### [EXERCISE]
Reproduce the listing word for word, leaving every picture behind.

### [DATA]
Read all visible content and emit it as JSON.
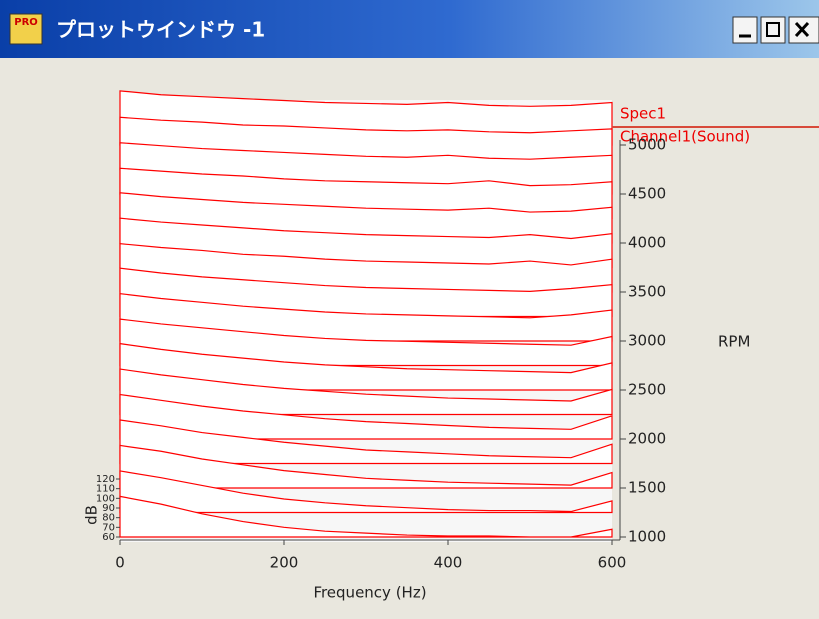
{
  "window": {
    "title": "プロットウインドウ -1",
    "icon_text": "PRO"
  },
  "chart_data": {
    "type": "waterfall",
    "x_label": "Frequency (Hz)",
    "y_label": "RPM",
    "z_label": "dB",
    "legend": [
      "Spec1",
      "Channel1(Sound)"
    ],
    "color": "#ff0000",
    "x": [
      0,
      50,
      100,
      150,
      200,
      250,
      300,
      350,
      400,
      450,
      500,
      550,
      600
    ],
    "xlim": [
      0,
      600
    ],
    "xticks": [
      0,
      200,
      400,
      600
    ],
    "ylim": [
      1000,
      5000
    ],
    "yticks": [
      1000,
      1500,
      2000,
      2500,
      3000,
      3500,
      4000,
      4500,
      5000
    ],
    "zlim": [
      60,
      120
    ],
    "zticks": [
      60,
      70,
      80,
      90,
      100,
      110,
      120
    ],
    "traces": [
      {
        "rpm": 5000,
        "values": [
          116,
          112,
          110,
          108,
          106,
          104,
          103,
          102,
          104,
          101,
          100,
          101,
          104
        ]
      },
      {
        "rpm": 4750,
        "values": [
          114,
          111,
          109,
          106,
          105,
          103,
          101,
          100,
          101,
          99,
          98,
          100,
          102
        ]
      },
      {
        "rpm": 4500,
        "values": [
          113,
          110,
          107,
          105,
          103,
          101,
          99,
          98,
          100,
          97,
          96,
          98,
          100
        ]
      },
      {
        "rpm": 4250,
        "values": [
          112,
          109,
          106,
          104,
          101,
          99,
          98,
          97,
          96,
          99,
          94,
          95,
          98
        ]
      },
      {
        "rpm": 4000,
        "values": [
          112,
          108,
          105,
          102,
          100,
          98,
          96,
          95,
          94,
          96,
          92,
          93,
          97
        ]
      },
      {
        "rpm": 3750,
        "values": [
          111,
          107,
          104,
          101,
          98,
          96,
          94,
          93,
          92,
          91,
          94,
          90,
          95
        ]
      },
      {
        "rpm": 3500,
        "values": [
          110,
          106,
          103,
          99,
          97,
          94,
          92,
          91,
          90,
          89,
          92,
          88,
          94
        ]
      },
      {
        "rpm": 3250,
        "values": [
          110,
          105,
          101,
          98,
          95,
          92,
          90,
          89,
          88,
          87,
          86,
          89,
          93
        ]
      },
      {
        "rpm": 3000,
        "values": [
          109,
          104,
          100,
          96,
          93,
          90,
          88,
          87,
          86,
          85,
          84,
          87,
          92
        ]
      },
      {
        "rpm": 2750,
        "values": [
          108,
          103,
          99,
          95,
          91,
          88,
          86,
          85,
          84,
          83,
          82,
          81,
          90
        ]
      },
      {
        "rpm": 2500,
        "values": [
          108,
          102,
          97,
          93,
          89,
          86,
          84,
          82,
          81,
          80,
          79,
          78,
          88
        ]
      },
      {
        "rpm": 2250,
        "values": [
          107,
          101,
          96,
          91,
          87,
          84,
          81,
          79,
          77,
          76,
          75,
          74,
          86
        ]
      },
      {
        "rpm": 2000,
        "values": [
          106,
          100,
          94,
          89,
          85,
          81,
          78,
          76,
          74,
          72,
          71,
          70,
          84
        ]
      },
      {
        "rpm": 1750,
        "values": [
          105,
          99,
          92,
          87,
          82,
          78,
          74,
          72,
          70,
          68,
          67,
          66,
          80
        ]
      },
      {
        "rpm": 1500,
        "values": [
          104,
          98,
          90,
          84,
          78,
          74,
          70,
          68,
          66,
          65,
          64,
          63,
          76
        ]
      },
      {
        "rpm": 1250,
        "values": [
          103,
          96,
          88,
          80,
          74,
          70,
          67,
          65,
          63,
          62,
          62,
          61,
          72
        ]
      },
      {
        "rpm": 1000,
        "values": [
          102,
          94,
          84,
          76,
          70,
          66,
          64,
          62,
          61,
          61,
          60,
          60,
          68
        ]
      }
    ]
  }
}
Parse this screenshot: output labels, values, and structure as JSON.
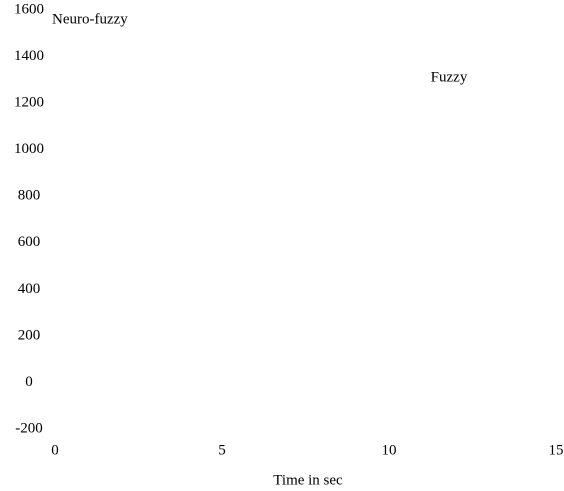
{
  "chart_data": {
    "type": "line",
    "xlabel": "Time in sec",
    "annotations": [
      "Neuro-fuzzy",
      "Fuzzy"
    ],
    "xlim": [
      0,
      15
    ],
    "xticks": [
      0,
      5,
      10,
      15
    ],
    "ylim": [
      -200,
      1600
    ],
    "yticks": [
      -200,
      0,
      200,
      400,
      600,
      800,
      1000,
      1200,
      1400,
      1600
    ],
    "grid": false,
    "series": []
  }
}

### [TASK RESULT]
Read all visible content and emit it as JSON.
{
  "window": {
    "title": "プロットウインドウ -1",
    "icon_text": "PRO"
  },
  "chart_data": {
    "type": "waterfall",
    "x_label": "Frequency (Hz)",
    "y_label": "RPM",
    "z_label": "dB",
    "legend": [
      "Spec1",
      "Channel1(Sound)"
    ],
    "color": "#ff0000",
    "x": [
      0,
      50,
      100,
      150,
      200,
      250,
      300,
      350,
      400,
      450,
      500,
      550,
      600
    ],
    "xlim": [
      0,
      600
    ],
    "xticks": [
      0,
      200,
      400,
      600
    ],
    "ylim": [
      1000,
      5000
    ],
    "yticks": [
      1000,
      1500,
      2000,
      2500,
      3000,
      3500,
      4000,
      4500,
      5000
    ],
    "zlim": [
      60,
      120
    ],
    "zticks": [
      60,
      70,
      80,
      90,
      100,
      110,
      120
    ],
    "traces": [
      {
        "rpm": 5000,
        "values": [
          116,
          112,
          110,
          108,
          106,
          104,
          103,
          102,
          104,
          101,
          100,
          101,
          104
        ]
      },
      {
        "rpm": 4750,
        "values": [
          114,
          111,
          109,
          106,
          105,
          103,
          101,
          100,
          101,
          99,
          98,
          100,
          102
        ]
      },
      {
        "rpm": 4500,
        "values": [
          113,
          110,
          107,
          105,
          103,
          101,
          99,
          98,
          100,
          97,
          96,
          98,
          100
        ]
      },
      {
        "rpm": 4250,
        "values": [
          112,
          109,
          106,
          104,
          101,
          99,
          98,
          97,
          96,
          99,
          94,
          95,
          98
        ]
      },
      {
        "rpm": 4000,
        "values": [
          112,
          108,
          105,
          102,
          100,
          98,
          96,
          95,
          94,
          96,
          92,
          93,
          97
        ]
      },
      {
        "rpm": 3750,
        "values": [
          111,
          107,
          104,
          101,
          98,
          96,
          94,
          93,
          92,
          91,
          94,
          90,
          95
        ]
      },
      {
        "rpm": 3500,
        "values": [
          110,
          106,
          103,
          99,
          97,
          94,
          92,
          91,
          90,
          89,
          92,
          88,
          94
        ]
      },
      {
        "rpm": 3250,
        "values": [
          110,
          105,
          101,
          98,
          95,
          92,
          90,
          89,
          88,
          87,
          86,
          89,
          93
        ]
      },
      {
        "rpm": 3000,
        "values": [
          109,
          104,
          100,
          96,
          93,
          90,
          88,
          87,
          86,
          85,
          84,
          87,
          92
        ]
      },
      {
        "rpm": 2750,
        "values": [
          108,
          103,
          99,
          95,
          91,
          88,
          86,
          85,
          84,
          83,
          82,
          81,
          90
        ]
      },
      {
        "rpm": 2500,
        "values": [
          108,
          102,
          97,
          93,
          89,
          86,
          84,
          82,
          81,
          80,
          79,
          78,
          88
        ]
      },
      {
        "rpm": 2250,
        "values": [
          107,
          101,
          96,
          91,
          87,
          84,
          81,
          79,
          77,
          76,
          75,
          74,
          86
        ]
      },
      {
        "rpm": 2000,
        "values": [
          106,
          100,
          94,
          89,
          85,
          81,
          78,
          76,
          74,
          72,
          71,
          70,
          84
        ]
      },
      {
        "rpm": 1750,
        "values": [
          105,
          99,
          92,
          87,
          82,
          78,
          74,
          72,
          70,
          68,
          67,
          66,
          80
        ]
      },
      {
        "rpm": 1500,
        "values": [
          104,
          98,
          90,
          84,
          78,
          74,
          70,
          68,
          66,
          65,
          64,
          63,
          76
        ]
      },
      {
        "rpm": 1250,
        "values": [
          103,
          96,
          88,
          80,
          74,
          70,
          67,
          65,
          63,
          62,
          62,
          61,
          72
        ]
      },
      {
        "rpm": 1000,
        "values": [
          102,
          94,
          84,
          76,
          70,
          66,
          64,
          62,
          61,
          61,
          60,
          60,
          68
        ]
      }
    ]
  }
}
Parse this screenshot: output labels, values, and structure as JSON.
{
  "chart_data": {
    "type": "line",
    "xlabel": "Time in sec",
    "annotations": [
      "Neuro-fuzzy",
      "Fuzzy"
    ],
    "xlim": [
      0,
      15
    ],
    "xticks": [
      0,
      5,
      10,
      15
    ],
    "ylim": [
      -200,
      1600
    ],
    "yticks": [
      -200,
      0,
      200,
      400,
      600,
      800,
      1000,
      1200,
      1400,
      1600
    ],
    "grid": false,
    "series": []
  }
}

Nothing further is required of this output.